— begin Data extract —
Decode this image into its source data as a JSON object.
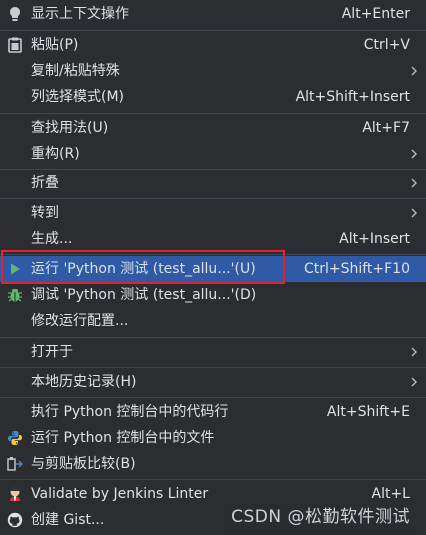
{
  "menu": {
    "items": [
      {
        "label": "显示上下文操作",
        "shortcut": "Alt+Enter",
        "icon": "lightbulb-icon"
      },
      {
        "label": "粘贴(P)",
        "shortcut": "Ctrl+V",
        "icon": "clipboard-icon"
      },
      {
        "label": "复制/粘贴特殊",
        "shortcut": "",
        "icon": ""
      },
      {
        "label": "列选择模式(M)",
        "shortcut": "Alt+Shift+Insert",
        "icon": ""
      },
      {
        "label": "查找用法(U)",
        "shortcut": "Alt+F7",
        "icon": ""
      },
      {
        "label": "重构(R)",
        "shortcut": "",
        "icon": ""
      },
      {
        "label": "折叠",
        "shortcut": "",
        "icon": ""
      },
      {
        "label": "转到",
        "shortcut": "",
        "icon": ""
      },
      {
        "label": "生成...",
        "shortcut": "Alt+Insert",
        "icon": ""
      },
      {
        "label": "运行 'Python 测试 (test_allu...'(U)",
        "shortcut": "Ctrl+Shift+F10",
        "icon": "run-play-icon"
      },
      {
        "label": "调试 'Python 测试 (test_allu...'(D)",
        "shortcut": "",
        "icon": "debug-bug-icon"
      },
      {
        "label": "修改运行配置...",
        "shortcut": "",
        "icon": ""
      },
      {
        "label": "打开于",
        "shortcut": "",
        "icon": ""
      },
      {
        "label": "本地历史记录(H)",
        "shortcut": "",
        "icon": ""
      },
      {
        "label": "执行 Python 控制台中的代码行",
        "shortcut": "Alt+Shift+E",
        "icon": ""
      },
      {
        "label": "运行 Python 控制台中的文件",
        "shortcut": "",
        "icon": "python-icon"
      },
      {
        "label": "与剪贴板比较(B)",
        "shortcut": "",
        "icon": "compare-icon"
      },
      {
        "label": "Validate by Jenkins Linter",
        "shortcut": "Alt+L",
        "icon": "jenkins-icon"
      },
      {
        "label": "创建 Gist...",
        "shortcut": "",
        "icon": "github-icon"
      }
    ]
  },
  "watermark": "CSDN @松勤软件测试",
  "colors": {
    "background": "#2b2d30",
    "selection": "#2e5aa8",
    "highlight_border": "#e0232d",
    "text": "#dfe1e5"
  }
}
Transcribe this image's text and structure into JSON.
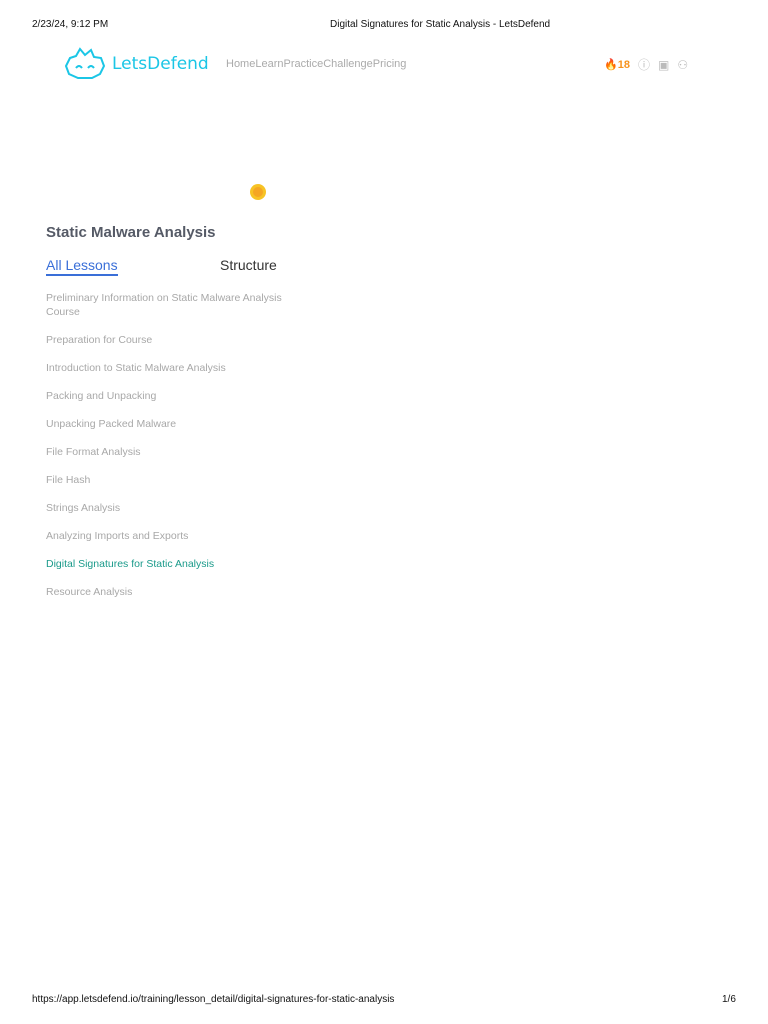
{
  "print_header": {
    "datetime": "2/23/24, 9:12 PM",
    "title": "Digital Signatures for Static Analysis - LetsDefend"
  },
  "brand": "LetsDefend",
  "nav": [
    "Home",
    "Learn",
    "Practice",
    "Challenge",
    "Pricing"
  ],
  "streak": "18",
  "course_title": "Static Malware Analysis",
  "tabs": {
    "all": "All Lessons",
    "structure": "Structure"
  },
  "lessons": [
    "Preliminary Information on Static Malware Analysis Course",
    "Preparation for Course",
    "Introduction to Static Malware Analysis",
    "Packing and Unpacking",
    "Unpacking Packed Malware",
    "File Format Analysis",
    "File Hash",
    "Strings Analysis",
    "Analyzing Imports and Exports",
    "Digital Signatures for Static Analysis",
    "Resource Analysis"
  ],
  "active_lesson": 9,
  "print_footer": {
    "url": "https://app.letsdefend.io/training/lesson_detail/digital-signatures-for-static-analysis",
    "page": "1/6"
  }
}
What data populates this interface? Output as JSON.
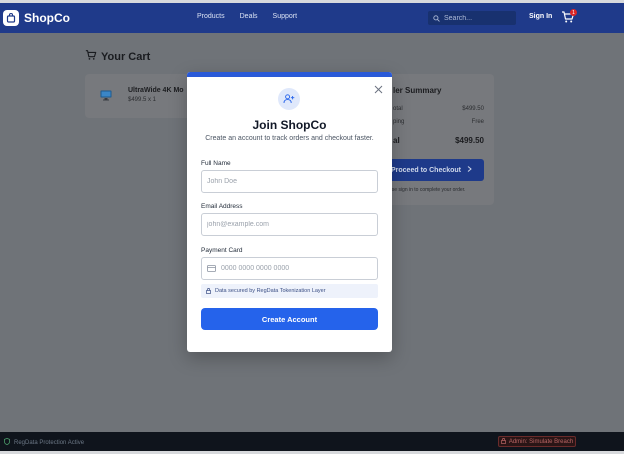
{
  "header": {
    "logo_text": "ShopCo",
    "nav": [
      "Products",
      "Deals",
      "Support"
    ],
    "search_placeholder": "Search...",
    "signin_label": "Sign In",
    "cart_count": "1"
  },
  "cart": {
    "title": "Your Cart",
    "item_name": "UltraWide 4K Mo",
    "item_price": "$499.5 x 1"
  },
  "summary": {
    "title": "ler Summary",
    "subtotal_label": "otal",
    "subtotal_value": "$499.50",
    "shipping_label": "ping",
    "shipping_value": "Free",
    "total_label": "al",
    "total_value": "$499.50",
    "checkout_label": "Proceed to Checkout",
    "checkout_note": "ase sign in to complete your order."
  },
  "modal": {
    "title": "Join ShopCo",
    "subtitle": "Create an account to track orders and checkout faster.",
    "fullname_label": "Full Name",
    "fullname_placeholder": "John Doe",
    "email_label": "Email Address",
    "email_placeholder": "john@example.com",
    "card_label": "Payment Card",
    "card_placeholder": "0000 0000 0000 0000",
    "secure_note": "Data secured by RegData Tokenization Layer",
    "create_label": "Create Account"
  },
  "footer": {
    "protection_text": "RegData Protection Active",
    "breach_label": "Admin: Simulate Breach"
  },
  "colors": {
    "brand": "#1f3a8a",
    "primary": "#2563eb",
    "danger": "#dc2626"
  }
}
— end Data extract —
**Objective:** The pictures should not be reproduced; quote all of the other material exactly.

**Problem solution:**
Decode this image into its source data as a JSON object.
{
  "menu": {
    "items": [
      {
        "label": "显示上下文操作",
        "shortcut": "Alt+Enter",
        "icon": "lightbulb-icon"
      },
      {
        "label": "粘贴(P)",
        "shortcut": "Ctrl+V",
        "icon": "clipboard-icon"
      },
      {
        "label": "复制/粘贴特殊",
        "shortcut": "",
        "icon": ""
      },
      {
        "label": "列选择模式(M)",
        "shortcut": "Alt+Shift+Insert",
        "icon": ""
      },
      {
        "label": "查找用法(U)",
        "shortcut": "Alt+F7",
        "icon": ""
      },
      {
        "label": "重构(R)",
        "shortcut": "",
        "icon": ""
      },
      {
        "label": "折叠",
        "shortcut": "",
        "icon": ""
      },
      {
        "label": "转到",
        "shortcut": "",
        "icon": ""
      },
      {
        "label": "生成...",
        "shortcut": "Alt+Insert",
        "icon": ""
      },
      {
        "label": "运行 'Python 测试 (test_allu...'(U)",
        "shortcut": "Ctrl+Shift+F10",
        "icon": "run-play-icon"
      },
      {
        "label": "调试 'Python 测试 (test_allu...'(D)",
        "shortcut": "",
        "icon": "debug-bug-icon"
      },
      {
        "label": "修改运行配置...",
        "shortcut": "",
        "icon": ""
      },
      {
        "label": "打开于",
        "shortcut": "",
        "icon": ""
      },
      {
        "label": "本地历史记录(H)",
        "shortcut": "",
        "icon": ""
      },
      {
        "label": "执行 Python 控制台中的代码行",
        "shortcut": "Alt+Shift+E",
        "icon": ""
      },
      {
        "label": "运行 Python 控制台中的文件",
        "shortcut": "",
        "icon": "python-icon"
      },
      {
        "label": "与剪贴板比较(B)",
        "shortcut": "",
        "icon": "compare-icon"
      },
      {
        "label": "Validate by Jenkins Linter",
        "shortcut": "Alt+L",
        "icon": "jenkins-icon"
      },
      {
        "label": "创建 Gist...",
        "shortcut": "",
        "icon": "github-icon"
      }
    ]
  },
  "watermark": "CSDN @松勤软件测试",
  "colors": {
    "background": "#2b2d30",
    "selection": "#2e5aa8",
    "highlight_border": "#e0232d",
    "text": "#dfe1e5"
  }
}
Transcribe this image's text and structure into JSON.
{
  "print_header": {
    "datetime": "2/23/24, 9:12 PM",
    "title": "Digital Signatures for Static Analysis - LetsDefend"
  },
  "brand": "LetsDefend",
  "nav": [
    "Home",
    "Learn",
    "Practice",
    "Challenge",
    "Pricing"
  ],
  "streak": "18",
  "course_title": "Static Malware Analysis",
  "tabs": {
    "all": "All Lessons",
    "structure": "Structure"
  },
  "lessons": [
    "Preliminary Information on Static Malware Analysis Course",
    "Preparation for Course",
    "Introduction to Static Malware Analysis",
    "Packing and Unpacking",
    "Unpacking Packed Malware",
    "File Format Analysis",
    "File Hash",
    "Strings Analysis",
    "Analyzing Imports and Exports",
    "Digital Signatures for Static Analysis",
    "Resource Analysis"
  ],
  "active_lesson": 9,
  "print_footer": {
    "url": "https://app.letsdefend.io/training/lesson_detail/digital-signatures-for-static-analysis",
    "page": "1/6"
  }
}
What data populates this interface? Output as JSON.
{
  "header": {
    "logo_text": "ShopCo",
    "nav": [
      "Products",
      "Deals",
      "Support"
    ],
    "search_placeholder": "Search...",
    "signin_label": "Sign In",
    "cart_count": "1"
  },
  "cart": {
    "title": "Your Cart",
    "item_name": "UltraWide 4K Mo",
    "item_price": "$499.5 x 1"
  },
  "summary": {
    "title": "ler Summary",
    "subtotal_label": "otal",
    "subtotal_value": "$499.50",
    "shipping_label": "ping",
    "shipping_value": "Free",
    "total_label": "al",
    "total_value": "$499.50",
    "checkout_label": "Proceed to Checkout",
    "checkout_note": "ase sign in to complete your order."
  },
  "modal": {
    "title": "Join ShopCo",
    "subtitle": "Create an account to track orders and checkout faster.",
    "fullname_label": "Full Name",
    "fullname_placeholder": "John Doe",
    "email_label": "Email Address",
    "email_placeholder": "john@example.com",
    "card_label": "Payment Card",
    "card_placeholder": "0000 0000 0000 0000",
    "secure_note": "Data secured by RegData Tokenization Layer",
    "create_label": "Create Account"
  },
  "footer": {
    "protection_text": "RegData Protection Active",
    "breach_label": "Admin: Simulate Breach"
  },
  "colors": {
    "brand": "#1f3a8a",
    "primary": "#2563eb",
    "danger": "#dc2626"
  }
}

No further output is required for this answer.